#### WHAT IS ASKED:
Which lines below hold the word "대전ICT산업협회"? Report each one.

((

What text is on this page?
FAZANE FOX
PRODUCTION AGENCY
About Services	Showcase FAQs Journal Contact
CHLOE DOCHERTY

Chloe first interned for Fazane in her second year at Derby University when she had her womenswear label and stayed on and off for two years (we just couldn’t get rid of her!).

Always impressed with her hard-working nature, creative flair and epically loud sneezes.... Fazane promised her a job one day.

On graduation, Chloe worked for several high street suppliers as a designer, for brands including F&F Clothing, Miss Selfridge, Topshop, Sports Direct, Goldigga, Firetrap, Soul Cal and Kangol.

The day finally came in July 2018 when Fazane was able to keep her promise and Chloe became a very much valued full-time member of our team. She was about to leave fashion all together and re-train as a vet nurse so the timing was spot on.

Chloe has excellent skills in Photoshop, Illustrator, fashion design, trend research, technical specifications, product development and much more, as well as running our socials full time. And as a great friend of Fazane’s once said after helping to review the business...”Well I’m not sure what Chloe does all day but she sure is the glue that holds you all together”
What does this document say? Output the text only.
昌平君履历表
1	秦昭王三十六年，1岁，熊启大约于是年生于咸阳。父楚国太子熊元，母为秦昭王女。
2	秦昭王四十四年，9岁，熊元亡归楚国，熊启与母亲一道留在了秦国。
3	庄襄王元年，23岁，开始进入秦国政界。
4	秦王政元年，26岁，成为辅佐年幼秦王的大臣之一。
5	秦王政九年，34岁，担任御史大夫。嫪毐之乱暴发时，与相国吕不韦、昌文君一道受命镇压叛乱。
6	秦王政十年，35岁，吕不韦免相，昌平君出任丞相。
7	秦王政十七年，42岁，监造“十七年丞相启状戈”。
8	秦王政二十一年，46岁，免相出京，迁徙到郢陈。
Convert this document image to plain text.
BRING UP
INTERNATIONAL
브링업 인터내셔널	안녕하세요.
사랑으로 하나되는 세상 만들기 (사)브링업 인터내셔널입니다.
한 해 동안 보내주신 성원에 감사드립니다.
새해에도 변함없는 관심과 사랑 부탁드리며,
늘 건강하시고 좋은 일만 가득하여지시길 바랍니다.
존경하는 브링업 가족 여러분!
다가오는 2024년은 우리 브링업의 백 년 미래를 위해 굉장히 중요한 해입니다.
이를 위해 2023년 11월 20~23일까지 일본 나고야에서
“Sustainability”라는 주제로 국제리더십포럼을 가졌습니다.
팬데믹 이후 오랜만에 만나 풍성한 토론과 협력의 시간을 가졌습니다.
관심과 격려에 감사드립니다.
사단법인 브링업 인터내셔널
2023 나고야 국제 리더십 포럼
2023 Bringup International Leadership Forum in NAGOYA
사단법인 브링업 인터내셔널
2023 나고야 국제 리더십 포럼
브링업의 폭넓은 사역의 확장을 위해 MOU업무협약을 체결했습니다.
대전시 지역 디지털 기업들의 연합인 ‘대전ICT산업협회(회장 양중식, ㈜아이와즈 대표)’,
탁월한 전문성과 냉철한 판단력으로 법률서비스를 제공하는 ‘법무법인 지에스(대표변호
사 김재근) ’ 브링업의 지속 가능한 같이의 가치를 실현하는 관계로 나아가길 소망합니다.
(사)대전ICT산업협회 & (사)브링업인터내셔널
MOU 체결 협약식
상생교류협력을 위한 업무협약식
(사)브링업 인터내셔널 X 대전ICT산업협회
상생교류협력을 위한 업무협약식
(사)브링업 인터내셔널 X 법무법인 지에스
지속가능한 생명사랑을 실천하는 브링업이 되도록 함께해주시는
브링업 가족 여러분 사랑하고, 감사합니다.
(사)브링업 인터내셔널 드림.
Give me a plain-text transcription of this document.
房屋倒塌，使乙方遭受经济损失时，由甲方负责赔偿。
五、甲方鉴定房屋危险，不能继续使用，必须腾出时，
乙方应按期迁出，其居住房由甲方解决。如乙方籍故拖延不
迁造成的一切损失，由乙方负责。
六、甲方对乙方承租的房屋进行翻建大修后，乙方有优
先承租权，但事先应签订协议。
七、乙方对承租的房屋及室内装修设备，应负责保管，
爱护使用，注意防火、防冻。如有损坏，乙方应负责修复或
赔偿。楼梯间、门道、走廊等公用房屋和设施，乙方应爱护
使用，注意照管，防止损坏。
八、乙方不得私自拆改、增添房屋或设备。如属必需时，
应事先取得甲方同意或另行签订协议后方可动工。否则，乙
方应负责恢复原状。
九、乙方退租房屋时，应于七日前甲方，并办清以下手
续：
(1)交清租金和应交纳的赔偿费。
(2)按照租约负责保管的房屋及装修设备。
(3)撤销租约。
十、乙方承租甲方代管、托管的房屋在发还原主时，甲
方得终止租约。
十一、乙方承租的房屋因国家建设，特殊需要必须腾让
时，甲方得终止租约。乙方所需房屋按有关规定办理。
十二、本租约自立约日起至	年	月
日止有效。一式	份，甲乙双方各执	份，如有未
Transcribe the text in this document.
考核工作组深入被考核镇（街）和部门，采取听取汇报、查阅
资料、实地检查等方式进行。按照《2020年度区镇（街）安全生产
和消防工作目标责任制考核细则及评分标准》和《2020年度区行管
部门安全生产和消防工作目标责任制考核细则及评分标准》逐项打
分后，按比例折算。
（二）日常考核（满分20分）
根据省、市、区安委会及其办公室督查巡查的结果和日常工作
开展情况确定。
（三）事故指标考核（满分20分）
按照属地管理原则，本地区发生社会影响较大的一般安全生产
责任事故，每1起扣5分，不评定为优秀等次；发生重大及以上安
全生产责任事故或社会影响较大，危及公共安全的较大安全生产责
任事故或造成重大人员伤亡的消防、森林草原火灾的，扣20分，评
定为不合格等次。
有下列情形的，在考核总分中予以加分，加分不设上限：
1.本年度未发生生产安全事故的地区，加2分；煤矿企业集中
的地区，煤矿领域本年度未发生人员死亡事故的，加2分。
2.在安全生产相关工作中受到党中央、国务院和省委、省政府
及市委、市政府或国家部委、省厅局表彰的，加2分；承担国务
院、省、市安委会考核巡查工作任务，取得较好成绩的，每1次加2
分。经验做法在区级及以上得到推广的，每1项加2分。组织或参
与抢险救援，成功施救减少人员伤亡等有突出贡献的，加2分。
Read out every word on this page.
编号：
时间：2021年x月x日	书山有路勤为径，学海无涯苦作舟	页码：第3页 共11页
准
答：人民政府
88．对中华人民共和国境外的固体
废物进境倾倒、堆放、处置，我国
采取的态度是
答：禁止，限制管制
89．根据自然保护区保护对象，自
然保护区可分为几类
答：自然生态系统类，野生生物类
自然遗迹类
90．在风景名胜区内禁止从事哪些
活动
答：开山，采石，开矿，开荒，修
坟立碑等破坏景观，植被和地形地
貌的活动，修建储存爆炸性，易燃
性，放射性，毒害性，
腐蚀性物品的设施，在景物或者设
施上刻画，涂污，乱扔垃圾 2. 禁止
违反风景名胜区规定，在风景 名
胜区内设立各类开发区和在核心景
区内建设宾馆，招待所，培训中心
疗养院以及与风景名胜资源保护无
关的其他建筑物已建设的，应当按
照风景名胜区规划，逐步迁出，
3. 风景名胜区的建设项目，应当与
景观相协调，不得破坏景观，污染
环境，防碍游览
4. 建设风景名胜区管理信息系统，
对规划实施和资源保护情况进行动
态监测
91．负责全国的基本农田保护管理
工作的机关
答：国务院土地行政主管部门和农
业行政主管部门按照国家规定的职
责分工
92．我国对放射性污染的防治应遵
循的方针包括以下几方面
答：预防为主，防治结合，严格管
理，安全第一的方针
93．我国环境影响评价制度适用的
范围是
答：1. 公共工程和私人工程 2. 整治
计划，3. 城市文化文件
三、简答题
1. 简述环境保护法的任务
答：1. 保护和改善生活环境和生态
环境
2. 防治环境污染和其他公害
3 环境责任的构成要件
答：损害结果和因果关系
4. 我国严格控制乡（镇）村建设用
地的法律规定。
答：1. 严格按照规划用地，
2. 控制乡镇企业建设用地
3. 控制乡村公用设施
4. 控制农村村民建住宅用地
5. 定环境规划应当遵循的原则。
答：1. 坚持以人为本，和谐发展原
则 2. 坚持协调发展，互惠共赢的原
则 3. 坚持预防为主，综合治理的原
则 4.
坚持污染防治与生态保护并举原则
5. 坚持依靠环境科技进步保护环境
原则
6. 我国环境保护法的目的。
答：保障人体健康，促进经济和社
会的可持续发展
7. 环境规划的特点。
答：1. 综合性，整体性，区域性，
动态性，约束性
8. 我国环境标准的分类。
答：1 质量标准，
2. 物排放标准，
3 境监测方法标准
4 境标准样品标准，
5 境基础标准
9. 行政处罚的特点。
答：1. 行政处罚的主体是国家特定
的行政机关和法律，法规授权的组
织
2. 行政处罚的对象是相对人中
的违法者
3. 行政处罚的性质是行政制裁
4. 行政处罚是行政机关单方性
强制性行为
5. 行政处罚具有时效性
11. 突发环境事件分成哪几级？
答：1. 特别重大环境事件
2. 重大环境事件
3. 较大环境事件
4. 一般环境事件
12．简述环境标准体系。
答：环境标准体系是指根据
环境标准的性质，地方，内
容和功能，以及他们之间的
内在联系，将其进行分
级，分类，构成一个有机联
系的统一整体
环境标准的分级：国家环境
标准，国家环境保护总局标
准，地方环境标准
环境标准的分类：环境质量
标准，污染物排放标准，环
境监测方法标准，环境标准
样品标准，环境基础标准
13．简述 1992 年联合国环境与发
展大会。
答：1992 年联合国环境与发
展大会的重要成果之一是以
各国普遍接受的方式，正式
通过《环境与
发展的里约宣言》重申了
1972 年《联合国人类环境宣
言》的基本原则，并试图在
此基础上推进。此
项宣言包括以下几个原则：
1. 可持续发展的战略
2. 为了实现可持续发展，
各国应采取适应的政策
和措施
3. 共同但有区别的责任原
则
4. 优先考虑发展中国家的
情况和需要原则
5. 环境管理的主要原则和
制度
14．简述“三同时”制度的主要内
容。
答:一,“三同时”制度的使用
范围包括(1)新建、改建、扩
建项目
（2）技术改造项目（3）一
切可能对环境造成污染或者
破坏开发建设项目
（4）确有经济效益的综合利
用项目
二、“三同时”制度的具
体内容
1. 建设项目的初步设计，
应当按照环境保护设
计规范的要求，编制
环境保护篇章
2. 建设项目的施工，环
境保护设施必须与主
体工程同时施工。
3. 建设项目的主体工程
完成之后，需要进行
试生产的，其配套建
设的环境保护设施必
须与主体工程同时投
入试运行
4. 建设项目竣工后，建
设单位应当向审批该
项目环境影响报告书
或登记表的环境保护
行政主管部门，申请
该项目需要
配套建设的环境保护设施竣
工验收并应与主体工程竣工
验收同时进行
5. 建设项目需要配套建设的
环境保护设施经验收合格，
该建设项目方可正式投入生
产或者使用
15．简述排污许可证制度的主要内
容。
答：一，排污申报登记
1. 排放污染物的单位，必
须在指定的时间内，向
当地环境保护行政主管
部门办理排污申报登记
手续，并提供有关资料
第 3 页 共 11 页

))

#### ANSWER TO THIS PROBLEM:
대전시 지역 디지털 기업들의 연합인 ‘대전ICT산업협회(회장 양중식, ㈜아이와즈 대표)’,
(사)대전ICT산업협회 & (사)브링업인터내셔널
(사)브링업 인터내셔널 X 대전ICT산업협회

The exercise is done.